> **Written exercise**: Images do not belong in the copy. Retype all the entries below exactly.

> **Given records**:
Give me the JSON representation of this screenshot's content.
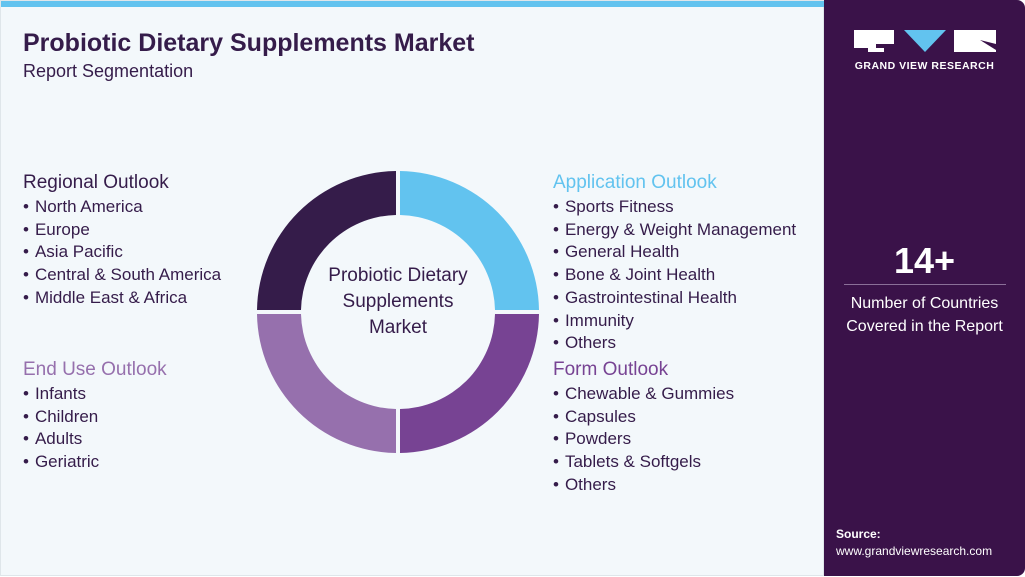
{
  "header": {
    "title": "Probiotic Dietary Supplements Market",
    "subtitle": "Report Segmentation"
  },
  "center_label": "Probiotic Dietary Supplements Market",
  "segments": [
    {
      "title": "Regional Outlook",
      "color": "#351c4a",
      "items": [
        "North America",
        "Europe",
        "Asia Pacific",
        "Central & South America",
        "Middle East & Africa"
      ]
    },
    {
      "title": "End Use Outlook",
      "color": "#9670ad",
      "items": [
        "Infants",
        "Children",
        "Adults",
        "Geriatric"
      ]
    },
    {
      "title": "Application Outlook",
      "color": "#62c3ef",
      "items": [
        "Sports Fitness",
        "Energy & Weight Management",
        "General Health",
        "Bone & Joint Health",
        "Gastrointestinal Health",
        "Immunity",
        "Others"
      ]
    },
    {
      "title": "Form Outlook",
      "color": "#774393",
      "items": [
        "Chewable & Gummies",
        "Capsules",
        "Powders",
        "Tablets & Softgels",
        "Others"
      ]
    }
  ],
  "sidebar": {
    "logo_text": "GRAND VIEW RESEARCH",
    "stat_value": "14+",
    "stat_caption": "Number of Countries Covered in the Report",
    "source_label": "Source:",
    "source_url": "www.grandviewresearch.com"
  }
}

> **Result for this exercise**:
Give me the JSON representation of this screenshot's content.
{
  "header": {
    "title": "Probiotic Dietary Supplements Market",
    "subtitle": "Report Segmentation"
  },
  "center_label": "Probiotic Dietary Supplements Market",
  "segments": [
    {
      "title": "Regional Outlook",
      "color": "#351c4a",
      "items": [
        "North America",
        "Europe",
        "Asia Pacific",
        "Central & South America",
        "Middle East & Africa"
      ]
    },
    {
      "title": "End Use Outlook",
      "color": "#9670ad",
      "items": [
        "Infants",
        "Children",
        "Adults",
        "Geriatric"
      ]
    },
    {
      "title": "Application Outlook",
      "color": "#62c3ef",
      "items": [
        "Sports Fitness",
        "Energy & Weight Management",
        "General Health",
        "Bone & Joint Health",
        "Gastrointestinal Health",
        "Immunity",
        "Others"
      ]
    },
    {
      "title": "Form Outlook",
      "color": "#774393",
      "items": [
        "Chewable & Gummies",
        "Capsules",
        "Powders",
        "Tablets & Softgels",
        "Others"
      ]
    }
  ],
  "sidebar": {
    "logo_text": "GRAND VIEW RESEARCH",
    "stat_value": "14+",
    "stat_caption": "Number of Countries Covered in the Report",
    "source_label": "Source:",
    "source_url": "www.grandviewresearch.com"
  }
}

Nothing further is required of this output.